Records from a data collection
========

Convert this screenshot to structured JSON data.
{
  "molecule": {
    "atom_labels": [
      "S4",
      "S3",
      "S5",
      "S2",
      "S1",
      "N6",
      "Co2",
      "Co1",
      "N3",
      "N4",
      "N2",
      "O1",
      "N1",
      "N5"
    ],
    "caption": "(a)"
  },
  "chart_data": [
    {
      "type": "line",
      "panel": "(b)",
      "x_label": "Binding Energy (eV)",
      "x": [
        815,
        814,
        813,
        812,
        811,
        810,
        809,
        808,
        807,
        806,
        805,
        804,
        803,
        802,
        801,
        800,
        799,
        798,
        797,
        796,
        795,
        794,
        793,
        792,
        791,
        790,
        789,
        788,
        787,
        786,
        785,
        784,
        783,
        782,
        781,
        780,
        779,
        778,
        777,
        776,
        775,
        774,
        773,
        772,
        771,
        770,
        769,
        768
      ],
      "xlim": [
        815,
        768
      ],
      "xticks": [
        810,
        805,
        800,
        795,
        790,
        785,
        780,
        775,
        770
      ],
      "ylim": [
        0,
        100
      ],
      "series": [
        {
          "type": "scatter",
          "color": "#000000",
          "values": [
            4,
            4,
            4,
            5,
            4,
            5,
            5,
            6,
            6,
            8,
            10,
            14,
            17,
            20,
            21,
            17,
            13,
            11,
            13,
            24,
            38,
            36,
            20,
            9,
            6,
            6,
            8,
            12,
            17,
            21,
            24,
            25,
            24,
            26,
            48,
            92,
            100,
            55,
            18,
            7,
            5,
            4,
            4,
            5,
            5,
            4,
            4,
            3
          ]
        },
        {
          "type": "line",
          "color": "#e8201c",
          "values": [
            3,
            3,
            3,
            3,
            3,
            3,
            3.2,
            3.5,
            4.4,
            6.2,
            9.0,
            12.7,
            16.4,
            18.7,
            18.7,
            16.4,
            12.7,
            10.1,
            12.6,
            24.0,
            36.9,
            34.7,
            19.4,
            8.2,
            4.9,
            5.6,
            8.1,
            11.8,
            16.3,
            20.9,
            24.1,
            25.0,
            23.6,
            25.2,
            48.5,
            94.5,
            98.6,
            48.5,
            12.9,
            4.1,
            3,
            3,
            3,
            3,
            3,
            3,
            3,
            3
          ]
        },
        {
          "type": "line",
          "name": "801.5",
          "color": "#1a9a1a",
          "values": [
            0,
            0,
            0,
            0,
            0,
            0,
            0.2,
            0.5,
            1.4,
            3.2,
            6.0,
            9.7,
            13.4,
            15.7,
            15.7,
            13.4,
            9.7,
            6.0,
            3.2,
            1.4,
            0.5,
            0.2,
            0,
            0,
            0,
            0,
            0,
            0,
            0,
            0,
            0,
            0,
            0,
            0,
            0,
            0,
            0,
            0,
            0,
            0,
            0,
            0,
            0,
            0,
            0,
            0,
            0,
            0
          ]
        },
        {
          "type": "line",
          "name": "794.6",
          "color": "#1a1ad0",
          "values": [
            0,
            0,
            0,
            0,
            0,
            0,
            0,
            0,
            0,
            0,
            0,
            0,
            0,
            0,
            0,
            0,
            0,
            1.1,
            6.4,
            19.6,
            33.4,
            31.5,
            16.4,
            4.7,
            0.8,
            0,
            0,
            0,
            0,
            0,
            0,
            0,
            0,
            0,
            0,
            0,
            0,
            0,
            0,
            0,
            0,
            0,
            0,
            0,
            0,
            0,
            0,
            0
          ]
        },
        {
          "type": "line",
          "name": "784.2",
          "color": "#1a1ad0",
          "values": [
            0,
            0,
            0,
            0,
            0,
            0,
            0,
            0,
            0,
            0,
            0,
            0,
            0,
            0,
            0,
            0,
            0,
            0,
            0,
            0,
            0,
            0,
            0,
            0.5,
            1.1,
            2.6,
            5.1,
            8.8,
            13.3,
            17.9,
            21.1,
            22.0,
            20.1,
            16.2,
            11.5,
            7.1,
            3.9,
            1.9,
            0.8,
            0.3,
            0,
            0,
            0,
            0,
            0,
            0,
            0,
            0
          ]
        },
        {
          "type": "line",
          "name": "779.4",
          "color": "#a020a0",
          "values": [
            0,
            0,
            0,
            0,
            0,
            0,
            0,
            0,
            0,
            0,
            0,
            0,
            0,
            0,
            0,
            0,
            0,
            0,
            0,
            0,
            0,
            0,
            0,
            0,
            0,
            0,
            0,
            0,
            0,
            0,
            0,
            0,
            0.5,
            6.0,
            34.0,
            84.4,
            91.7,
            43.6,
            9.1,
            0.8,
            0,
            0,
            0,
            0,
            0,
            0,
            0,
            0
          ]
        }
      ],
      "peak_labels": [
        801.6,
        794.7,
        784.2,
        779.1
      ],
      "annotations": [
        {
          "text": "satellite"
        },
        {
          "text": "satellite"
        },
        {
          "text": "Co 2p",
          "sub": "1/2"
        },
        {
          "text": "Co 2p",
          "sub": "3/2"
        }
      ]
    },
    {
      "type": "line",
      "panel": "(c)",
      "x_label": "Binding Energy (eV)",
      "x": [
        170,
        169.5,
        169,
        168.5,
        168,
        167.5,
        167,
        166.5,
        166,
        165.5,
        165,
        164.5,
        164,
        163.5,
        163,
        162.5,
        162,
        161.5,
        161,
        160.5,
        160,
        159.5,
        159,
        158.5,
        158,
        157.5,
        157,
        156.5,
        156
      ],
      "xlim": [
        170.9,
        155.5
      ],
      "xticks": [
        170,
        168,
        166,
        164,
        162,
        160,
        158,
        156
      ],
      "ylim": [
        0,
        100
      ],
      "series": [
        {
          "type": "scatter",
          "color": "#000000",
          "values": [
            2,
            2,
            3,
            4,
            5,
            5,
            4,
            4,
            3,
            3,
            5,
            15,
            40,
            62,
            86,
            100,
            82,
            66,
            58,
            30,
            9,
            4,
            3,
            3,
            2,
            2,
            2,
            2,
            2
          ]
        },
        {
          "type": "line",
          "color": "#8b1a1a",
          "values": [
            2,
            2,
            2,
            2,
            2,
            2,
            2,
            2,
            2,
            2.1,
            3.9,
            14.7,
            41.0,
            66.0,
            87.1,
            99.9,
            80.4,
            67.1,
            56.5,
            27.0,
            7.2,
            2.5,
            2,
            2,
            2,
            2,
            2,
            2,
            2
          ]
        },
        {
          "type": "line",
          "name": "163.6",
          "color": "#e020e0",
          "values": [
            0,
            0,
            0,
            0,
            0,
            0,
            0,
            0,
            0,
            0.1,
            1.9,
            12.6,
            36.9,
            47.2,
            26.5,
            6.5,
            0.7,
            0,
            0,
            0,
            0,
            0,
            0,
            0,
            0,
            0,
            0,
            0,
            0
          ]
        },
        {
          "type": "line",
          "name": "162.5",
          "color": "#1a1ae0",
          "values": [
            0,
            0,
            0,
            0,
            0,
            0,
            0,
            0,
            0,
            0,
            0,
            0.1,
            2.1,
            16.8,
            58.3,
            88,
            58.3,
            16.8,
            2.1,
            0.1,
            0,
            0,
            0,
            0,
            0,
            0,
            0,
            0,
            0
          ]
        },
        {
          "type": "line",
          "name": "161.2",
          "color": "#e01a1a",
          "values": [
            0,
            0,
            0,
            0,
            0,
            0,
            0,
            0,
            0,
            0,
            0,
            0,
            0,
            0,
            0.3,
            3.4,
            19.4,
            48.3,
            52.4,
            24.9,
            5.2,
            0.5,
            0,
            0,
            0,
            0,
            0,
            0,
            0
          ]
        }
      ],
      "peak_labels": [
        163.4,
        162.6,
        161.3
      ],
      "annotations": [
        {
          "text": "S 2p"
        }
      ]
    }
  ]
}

========

- _Challenge_:
Copy each line of the data above without altering a single character.

- _Full output_:
Convert this screenshot to structured JSON data.
{
  "molecule": {
    "atom_labels": [
      "S4",
      "S3",
      "S5",
      "S2",
      "S1",
      "N6",
      "Co2",
      "Co1",
      "N3",
      "N4",
      "N2",
      "O1",
      "N1",
      "N5"
    ],
    "caption": "(a)"
  },
  "chart_data": [
    {
      "type": "line",
      "panel": "(b)",
      "x_label": "Binding Energy (eV)",
      "x": [
        815,
        814,
        813,
        812,
        811,
        810,
        809,
        808,
        807,
        806,
        805,
        804,
        803,
        802,
        801,
        800,
        799,
        798,
        797,
        796,
        795,
        794,
        793,
        792,
        791,
        790,
        789,
        788,
        787,
        786,
        785,
        784,
        783,
        782,
        781,
        780,
        779,
        778,
        777,
        776,
        775,
        774,
        773,
        772,
        771,
        770,
        769,
        768
      ],
      "xlim": [
        815,
        768
      ],
      "xticks": [
        810,
        805,
        800,
        795,
        790,
        785,
        780,
        775,
        770
      ],
      "ylim": [
        0,
        100
      ],
      "series": [
        {
          "type": "scatter",
          "color": "#000000",
          "values": [
            4,
            4,
            4,
            5,
            4,
            5,
            5,
            6,
            6,
            8,
            10,
            14,
            17,
            20,
            21,
            17,
            13,
            11,
            13,
            24,
            38,
            36,
            20,
            9,
            6,
            6,
            8,
            12,
            17,
            21,
            24,
            25,
            24,
            26,
            48,
            92,
            100,
            55,
            18,
            7,
            5,
            4,
            4,
            5,
            5,
            4,
            4,
            3
          ]
        },
        {
          "type": "line",
          "color": "#e8201c",
          "values": [
            3,
            3,
            3,
            3,
            3,
            3,
            3.2,
            3.5,
            4.4,
            6.2,
            9.0,
            12.7,
            16.4,
            18.7,
            18.7,
            16.4,
            12.7,
            10.1,
            12.6,
            24.0,
            36.9,
            34.7,
            19.4,
            8.2,
            4.9,
            5.6,
            8.1,
            11.8,
            16.3,
            20.9,
            24.1,
            25.0,
            23.6,
            25.2,
            48.5,
            94.5,
            98.6,
            48.5,
            12.9,
            4.1,
            3,
            3,
            3,
            3,
            3,
            3,
            3,
            3
          ]
        },
        {
          "type": "line",
          "name": "801.5",
          "color": "#1a9a1a",
          "values": [
            0,
            0,
            0,
            0,
            0,
            0,
            0.2,
            0.5,
            1.4,
            3.2,
            6.0,
            9.7,
            13.4,
            15.7,
            15.7,
            13.4,
            9.7,
            6.0,
            3.2,
            1.4,
            0.5,
            0.2,
            0,
            0,
            0,
            0,
            0,
            0,
            0,
            0,
            0,
            0,
            0,
            0,
            0,
            0,
            0,
            0,
            0,
            0,
            0,
            0,
            0,
            0,
            0,
            0,
            0,
            0
          ]
        },
        {
          "type": "line",
          "name": "794.6",
          "color": "#1a1ad0",
          "values": [
            0,
            0,
            0,
            0,
            0,
            0,
            0,
            0,
            0,
            0,
            0,
            0,
            0,
            0,
            0,
            0,
            0,
            1.1,
            6.4,
            19.6,
            33.4,
            31.5,
            16.4,
            4.7,
            0.8,
            0,
            0,
            0,
            0,
            0,
            0,
            0,
            0,
            0,
            0,
            0,
            0,
            0,
            0,
            0,
            0,
            0,
            0,
            0,
            0,
            0,
            0,
            0
          ]
        },
        {
          "type": "line",
          "name": "784.2",
          "color": "#1a1ad0",
          "values": [
            0,
            0,
            0,
            0,
            0,
            0,
            0,
            0,
            0,
            0,
            0,
            0,
            0,
            0,
            0,
            0,
            0,
            0,
            0,
            0,
            0,
            0,
            0,
            0.5,
            1.1,
            2.6,
            5.1,
            8.8,
            13.3,
            17.9,
            21.1,
            22.0,
            20.1,
            16.2,
            11.5,
            7.1,
            3.9,
            1.9,
            0.8,
            0.3,
            0,
            0,
            0,
            0,
            0,
            0,
            0,
            0
          ]
        },
        {
          "type": "line",
          "name": "779.4",
          "color": "#a020a0",
          "values": [
            0,
            0,
            0,
            0,
            0,
            0,
            0,
            0,
            0,
            0,
            0,
            0,
            0,
            0,
            0,
            0,
            0,
            0,
            0,
            0,
            0,
            0,
            0,
            0,
            0,
            0,
            0,
            0,
            0,
            0,
            0,
            0,
            0.5,
            6.0,
            34.0,
            84.4,
            91.7,
            43.6,
            9.1,
            0.8,
            0,
            0,
            0,
            0,
            0,
            0,
            0,
            0
          ]
        }
      ],
      "peak_labels": [
        801.6,
        794.7,
        784.2,
        779.1
      ],
      "annotations": [
        {
          "text": "satellite"
        },
        {
          "text": "satellite"
        },
        {
          "text": "Co 2p",
          "sub": "1/2"
        },
        {
          "text": "Co 2p",
          "sub": "3/2"
        }
      ]
    },
    {
      "type": "line",
      "panel": "(c)",
      "x_label": "Binding Energy (eV)",
      "x": [
        170,
        169.5,
        169,
        168.5,
        168,
        167.5,
        167,
        166.5,
        166,
        165.5,
        165,
        164.5,
        164,
        163.5,
        163,
        162.5,
        162,
        161.5,
        161,
        160.5,
        160,
        159.5,
        159,
        158.5,
        158,
        157.5,
        157,
        156.5,
        156
      ],
      "xlim": [
        170.9,
        155.5
      ],
      "xticks": [
        170,
        168,
        166,
        164,
        162,
        160,
        158,
        156
      ],
      "ylim": [
        0,
        100
      ],
      "series": [
        {
          "type": "scatter",
          "color": "#000000",
          "values": [
            2,
            2,
            3,
            4,
            5,
            5,
            4,
            4,
            3,
            3,
            5,
            15,
            40,
            62,
            86,
            100,
            82,
            66,
            58,
            30,
            9,
            4,
            3,
            3,
            2,
            2,
            2,
            2,
            2
          ]
        },
        {
          "type": "line",
          "color": "#8b1a1a",
          "values": [
            2,
            2,
            2,
            2,
            2,
            2,
            2,
            2,
            2,
            2.1,
            3.9,
            14.7,
            41.0,
            66.0,
            87.1,
            99.9,
            80.4,
            67.1,
            56.5,
            27.0,
            7.2,
            2.5,
            2,
            2,
            2,
            2,
            2,
            2,
            2
          ]
        },
        {
          "type": "line",
          "name": "163.6",
          "color": "#e020e0",
          "values": [
            0,
            0,
            0,
            0,
            0,
            0,
            0,
            0,
            0,
            0.1,
            1.9,
            12.6,
            36.9,
            47.2,
            26.5,
            6.5,
            0.7,
            0,
            0,
            0,
            0,
            0,
            0,
            0,
            0,
            0,
            0,
            0,
            0
          ]
        },
        {
          "type": "line",
          "name": "162.5",
          "color": "#1a1ae0",
          "values": [
            0,
            0,
            0,
            0,
            0,
            0,
            0,
            0,
            0,
            0,
            0,
            0.1,
            2.1,
            16.8,
            58.3,
            88,
            58.3,
            16.8,
            2.1,
            0.1,
            0,
            0,
            0,
            0,
            0,
            0,
            0,
            0,
            0
          ]
        },
        {
          "type": "line",
          "name": "161.2",
          "color": "#e01a1a",
          "values": [
            0,
            0,
            0,
            0,
            0,
            0,
            0,
            0,
            0,
            0,
            0,
            0,
            0,
            0,
            0.3,
            3.4,
            19.4,
            48.3,
            52.4,
            24.9,
            5.2,
            0.5,
            0,
            0,
            0,
            0,
            0,
            0,
            0
          ]
        }
      ],
      "peak_labels": [
        163.4,
        162.6,
        161.3
      ],
      "annotations": [
        {
          "text": "S 2p"
        }
      ]
    }
  ]
}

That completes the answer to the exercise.